DO THIS - In the listing below, identify each line with the word "title" and return those lines.

□ □ □ □ □ □ □

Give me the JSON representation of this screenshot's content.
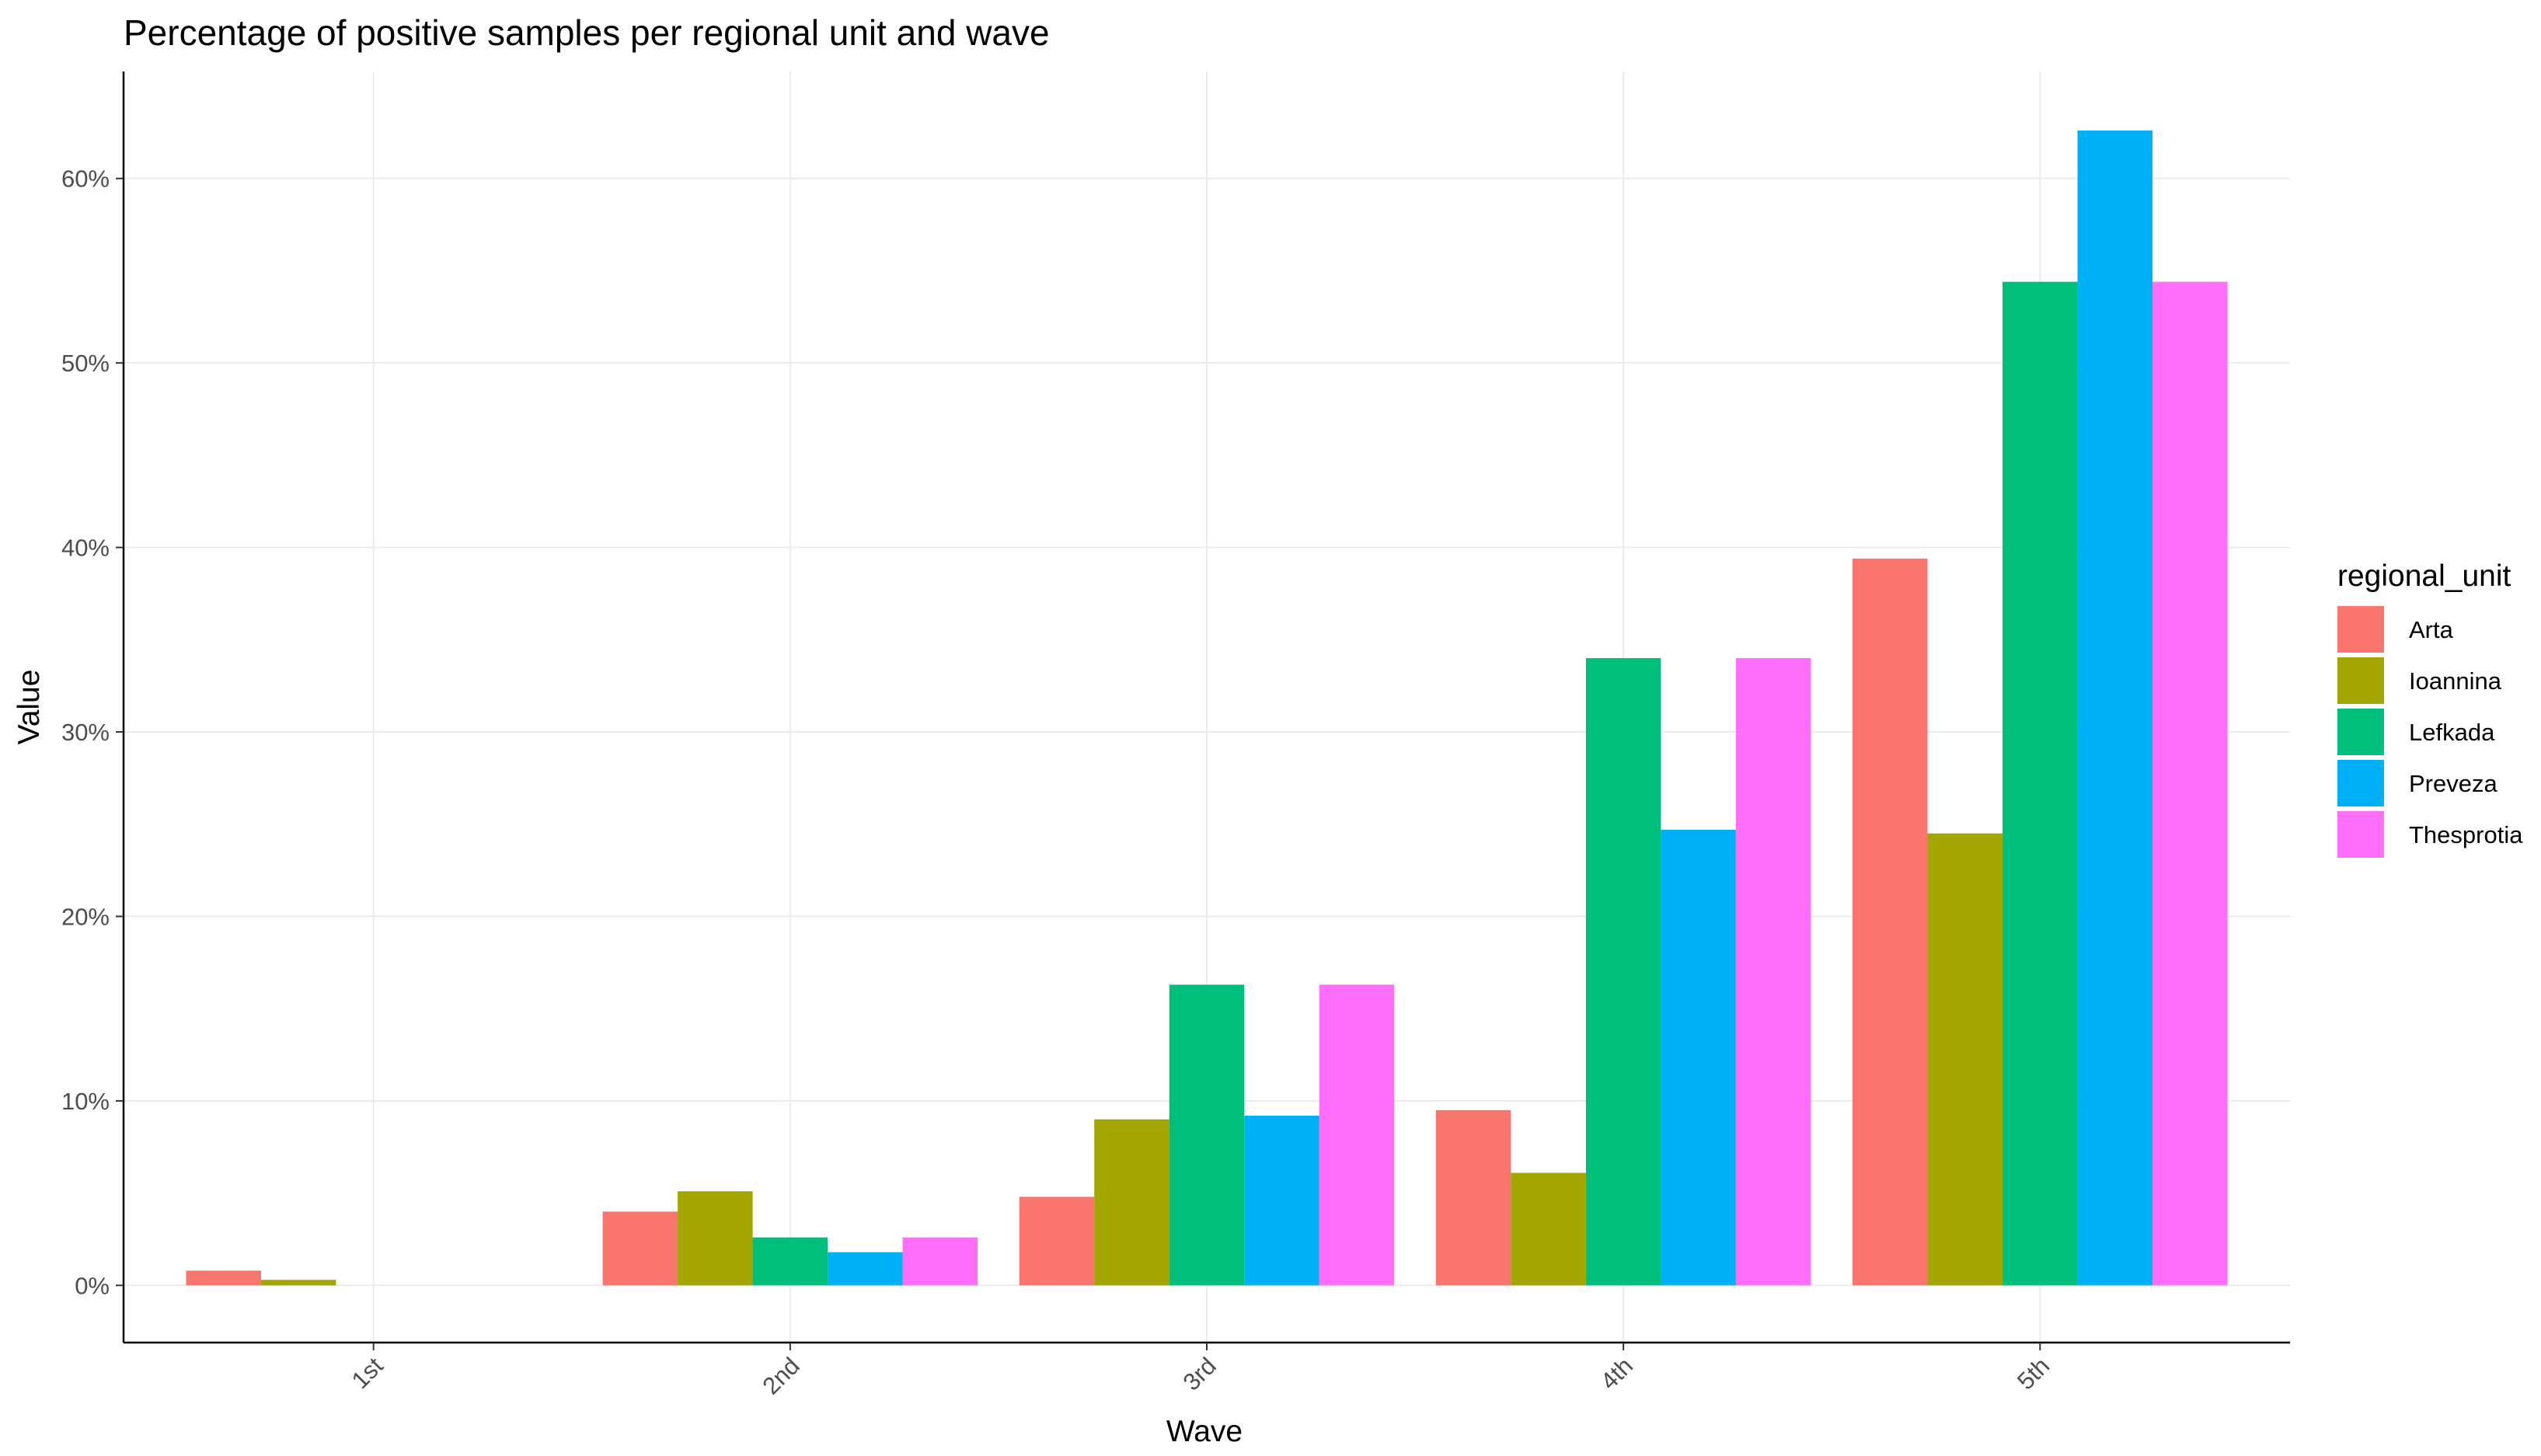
{
  "chart_data": {
    "type": "bar",
    "title": "Percentage of positive samples per regional unit and wave",
    "xlabel": "Wave",
    "ylabel": "Value",
    "categories": [
      "1st",
      "2nd",
      "3rd",
      "4th",
      "5th"
    ],
    "series": [
      {
        "name": "Arta",
        "color": "#F8766D",
        "values": [
          0.8,
          4.0,
          4.8,
          9.5,
          39.4
        ]
      },
      {
        "name": "Ioannina",
        "color": "#A3A500",
        "values": [
          0.3,
          5.1,
          9.0,
          6.1,
          24.5
        ]
      },
      {
        "name": "Lefkada",
        "color": "#00BF7D",
        "values": [
          0,
          2.6,
          16.3,
          34.0,
          54.4
        ]
      },
      {
        "name": "Preveza",
        "color": "#00B0F6",
        "values": [
          0,
          1.8,
          9.2,
          24.7,
          62.6
        ]
      },
      {
        "name": "Thesprotia",
        "color": "#FF6EF9",
        "values": [
          0,
          2.6,
          16.3,
          34.0,
          54.4
        ]
      }
    ],
    "ylim": [
      -3.1,
      65.8
    ],
    "yticks": [
      0,
      10,
      20,
      30,
      40,
      50,
      60
    ],
    "ytick_labels": [
      "0%",
      "10%",
      "20%",
      "30%",
      "40%",
      "50%",
      "60%"
    ],
    "grid": true,
    "legend": {
      "title": "regional_unit",
      "position": "right"
    }
  }
}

□ □ □ □ □ □ □

EXERCISE OUTPUT -
    "title": "Percentage of positive samples per regional unit and wave",
      "title": "regional_unit",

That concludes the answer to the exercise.